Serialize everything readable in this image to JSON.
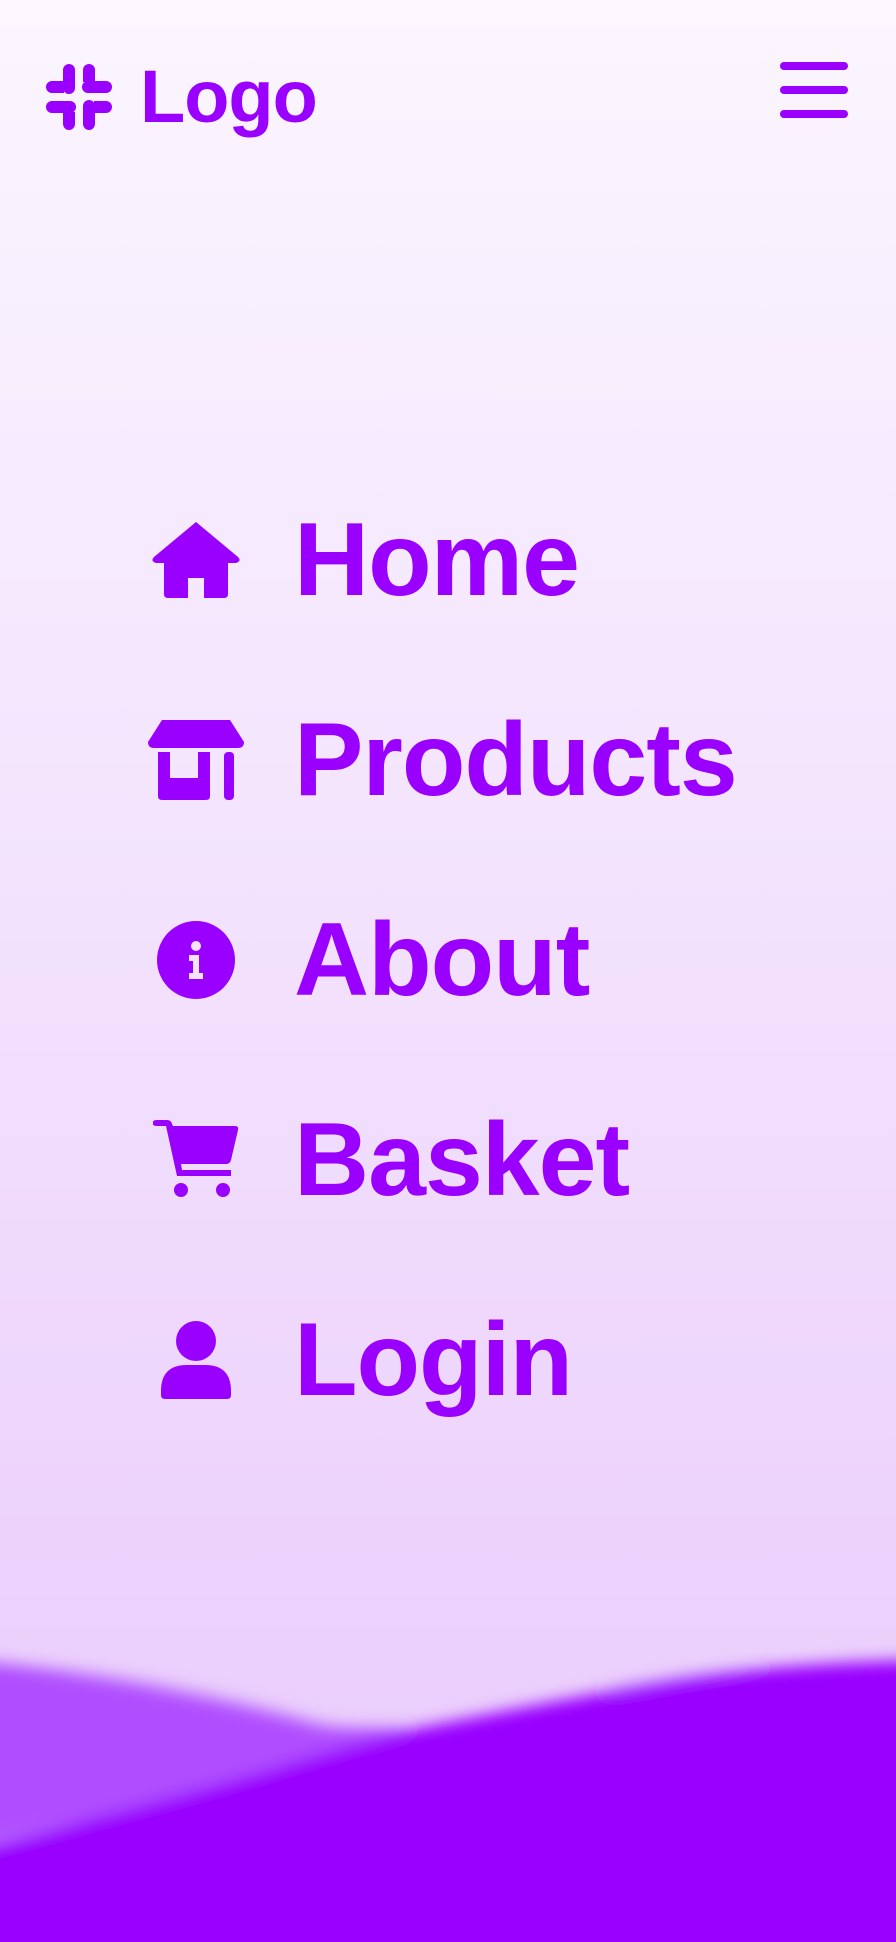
{
  "brand": {
    "logo_text": "Logo",
    "logo_icon": "hash-icon",
    "accent_color": "#9900ff"
  },
  "header": {
    "menu_icon": "hamburger-icon"
  },
  "nav": {
    "items": [
      {
        "label": "Home",
        "icon": "house-icon"
      },
      {
        "label": "Products",
        "icon": "store-icon"
      },
      {
        "label": "About",
        "icon": "info-circle-icon"
      },
      {
        "label": "Basket",
        "icon": "cart-icon"
      },
      {
        "label": "Login",
        "icon": "user-icon"
      }
    ]
  }
}
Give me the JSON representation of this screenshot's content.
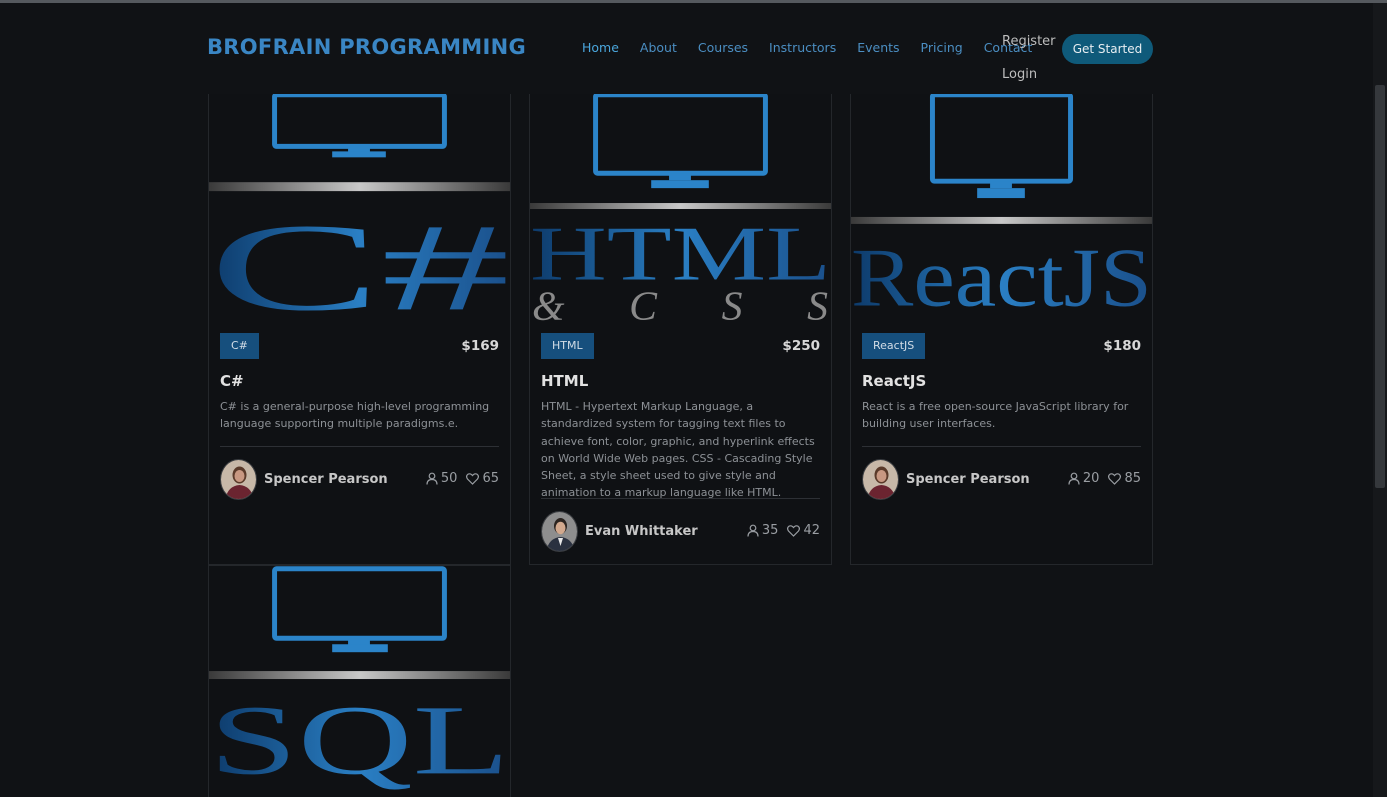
{
  "brand": "BROFRAIN PROGRAMMING",
  "nav": [
    "Home",
    "About",
    "Courses",
    "Instructors",
    "Events",
    "Pricing",
    "Contact"
  ],
  "auth": {
    "register": "Register",
    "login": "Login"
  },
  "cta": "Get Started",
  "colors": {
    "accent": "#3a86c4",
    "tag": "#164f7d",
    "button": "#0f5a7a",
    "background": "#101215"
  },
  "courses": [
    {
      "tag": "C#",
      "price": "$169",
      "title": "C#",
      "description": "C# is a general-purpose high-level programming language supporting multiple paradigms.e.",
      "instructor": "Spencer Pearson",
      "students": "50",
      "likes": "65",
      "thumb_text": "C#"
    },
    {
      "tag": "HTML",
      "price": "$250",
      "title": "HTML",
      "description": "HTML - Hypertext Markup Language, a standardized system for tagging text files to achieve font, color, graphic, and hyperlink effects on World Wide Web pages. CSS - Cascading Style Sheet, a style sheet used to give style and animation to a markup language like HTML.",
      "instructor": "Evan Whittaker",
      "students": "35",
      "likes": "42",
      "thumb_text": "HTML",
      "thumb_sub": "& C S S"
    },
    {
      "tag": "ReactJS",
      "price": "$180",
      "title": "ReactJS",
      "description": "React is a free open-source JavaScript library for building user interfaces.",
      "instructor": "Spencer Pearson",
      "students": "20",
      "likes": "85",
      "thumb_text": "ReactJS"
    },
    {
      "thumb_text": "SQL"
    }
  ],
  "icons": {
    "students": "user-icon",
    "likes": "heart-icon",
    "thumbnail": "monitor-icon"
  }
}
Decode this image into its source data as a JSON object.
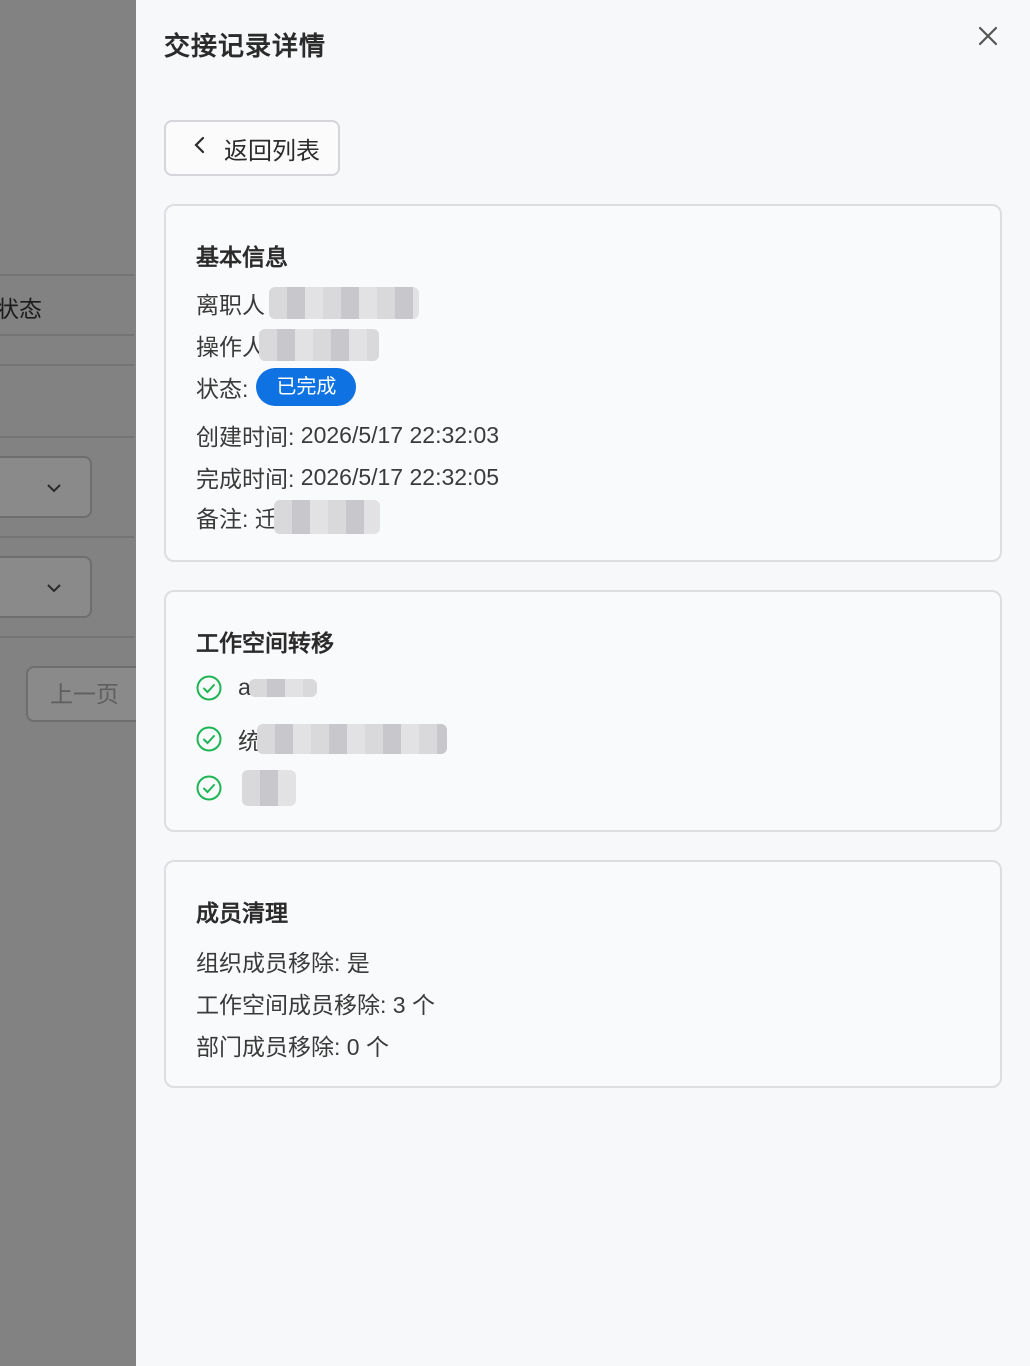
{
  "backdrop": {
    "status_label": "状态",
    "prev_label": "上一页"
  },
  "drawer": {
    "title": "交接记录详情",
    "back_label": "返回列表"
  },
  "basic": {
    "title": "基本信息",
    "leaver_label": "离职人",
    "operator_label": "操作人",
    "status_label": "状态:",
    "status_value": "已完成",
    "created_label": "创建时间:",
    "created_value": "2026/5/17 22:32:03",
    "completed_label": "完成时间:",
    "completed_value": "2026/5/17 22:32:05",
    "note_label": "备注:",
    "note_prefix": "迁"
  },
  "workspace": {
    "title": "工作空间转移",
    "items": [
      {
        "prefix": "a"
      },
      {
        "prefix": "统"
      },
      {
        "prefix": ""
      }
    ]
  },
  "members": {
    "title": "成员清理",
    "org_label": "组织成员移除:",
    "org_value": "是",
    "ws_label": "工作空间成员移除:",
    "ws_value": "3 个",
    "dept_label": "部门成员移除:",
    "dept_value": "0 个"
  },
  "colors": {
    "accent": "#0e72e3",
    "success": "#1fb555",
    "backdrop": "#828282"
  },
  "icons": {
    "close": "close-icon",
    "back": "chevron-left-icon",
    "check": "check-circle-icon",
    "select": "chevron-down-icon"
  }
}
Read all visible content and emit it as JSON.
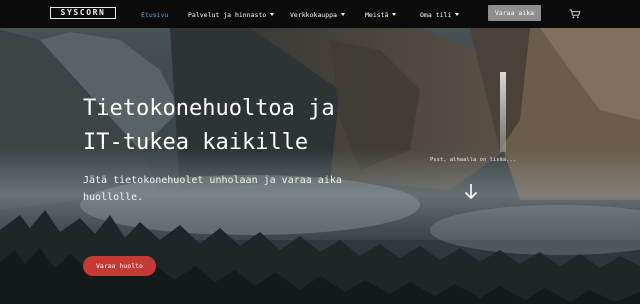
{
  "brand": {
    "logo_text": "SYSCORN"
  },
  "nav": {
    "items": [
      {
        "label": "Etusivu",
        "active": true,
        "dropdown": false
      },
      {
        "label": "Palvelut ja hinnasto",
        "active": false,
        "dropdown": true
      },
      {
        "label": "Verkkokauppa",
        "active": false,
        "dropdown": true
      },
      {
        "label": "Meistä",
        "active": false,
        "dropdown": true
      },
      {
        "label": "Oma tili",
        "active": false,
        "dropdown": true
      }
    ],
    "book_button": "Varaa aika",
    "cart_icon": "cart-icon"
  },
  "hero": {
    "headline_line1": "Tietokonehuoltoa ja",
    "headline_line2": "IT-tukea kaikille",
    "subtext_line1": "Jätä tietokonehuolet unholaan ja varaa aika",
    "subtext_line2": "huollolle.",
    "hint": "Psst, alhaalla on lisää...",
    "scroll_icon": "arrow-down-icon",
    "cta_label": "Varaa huolto"
  },
  "colors": {
    "nav_bg": "#0b0b0c",
    "active_link": "#5fa8e0",
    "book_button": "#8e8e8e",
    "cta": "#c53a35"
  }
}
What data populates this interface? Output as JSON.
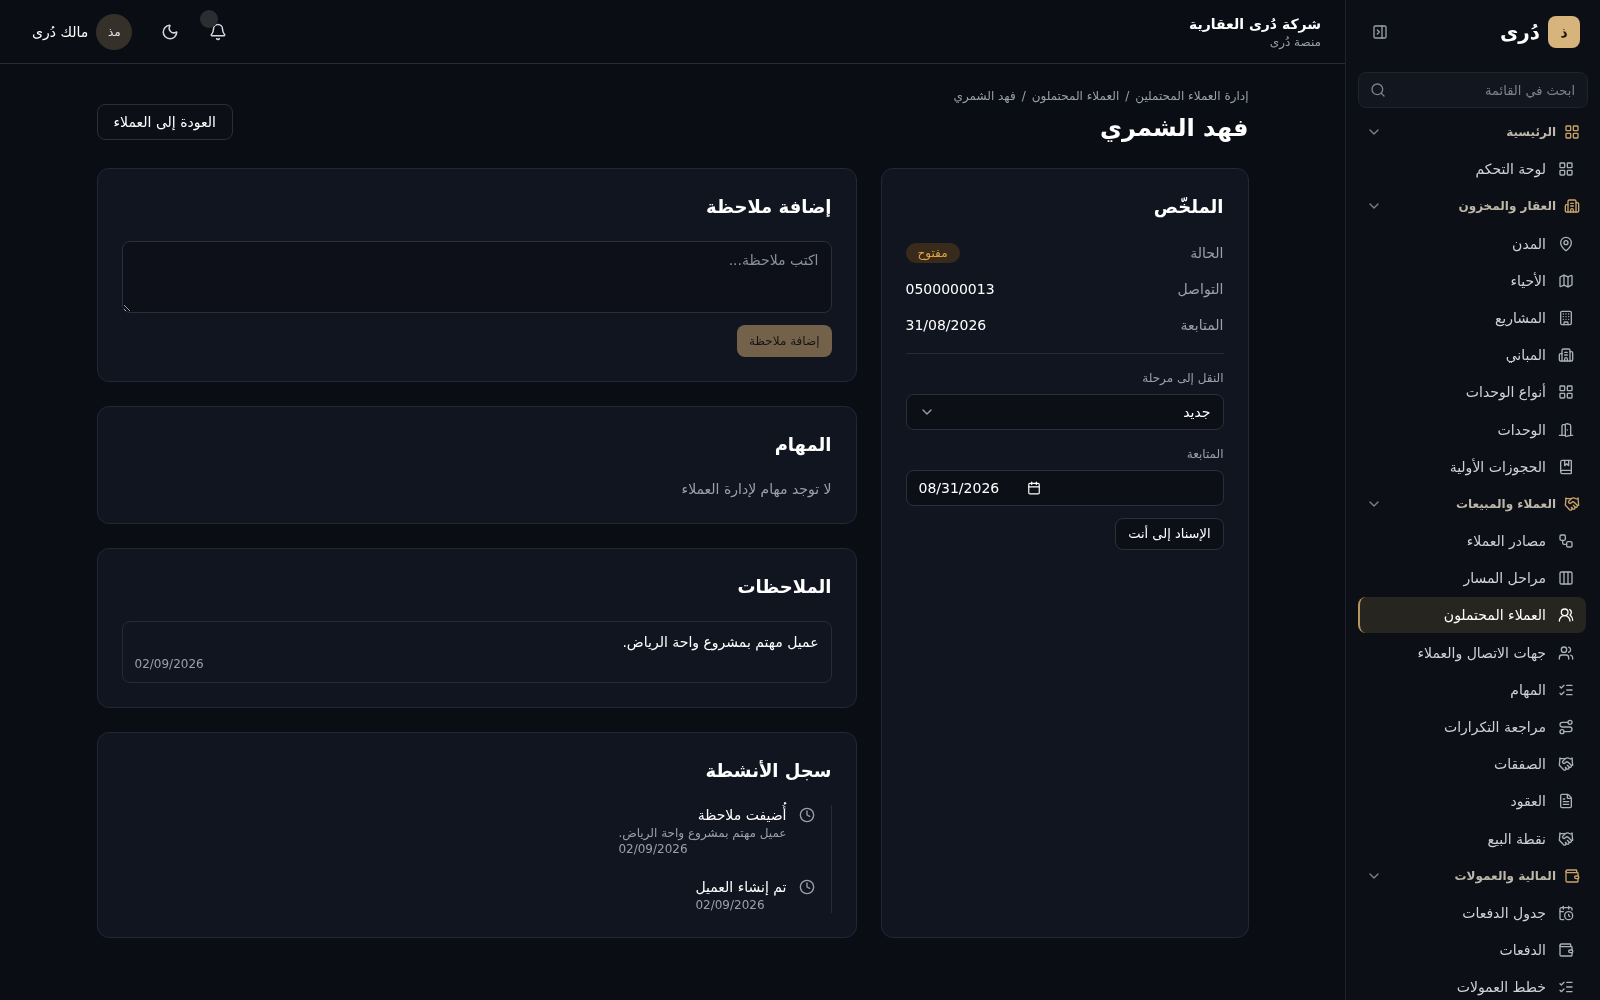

★ ★ ★ ★ ★

* **What to do**: Identify all lines where the word "title" shows up. Copy them.

* **Written reply**:
      "title": "C#",
      "title": "HTML",
      "title": "ReactJS",
    "title": "交接记录详情",
    "title": "基本信息",
    "title": "工作空间转移",
    "title": "成员清理",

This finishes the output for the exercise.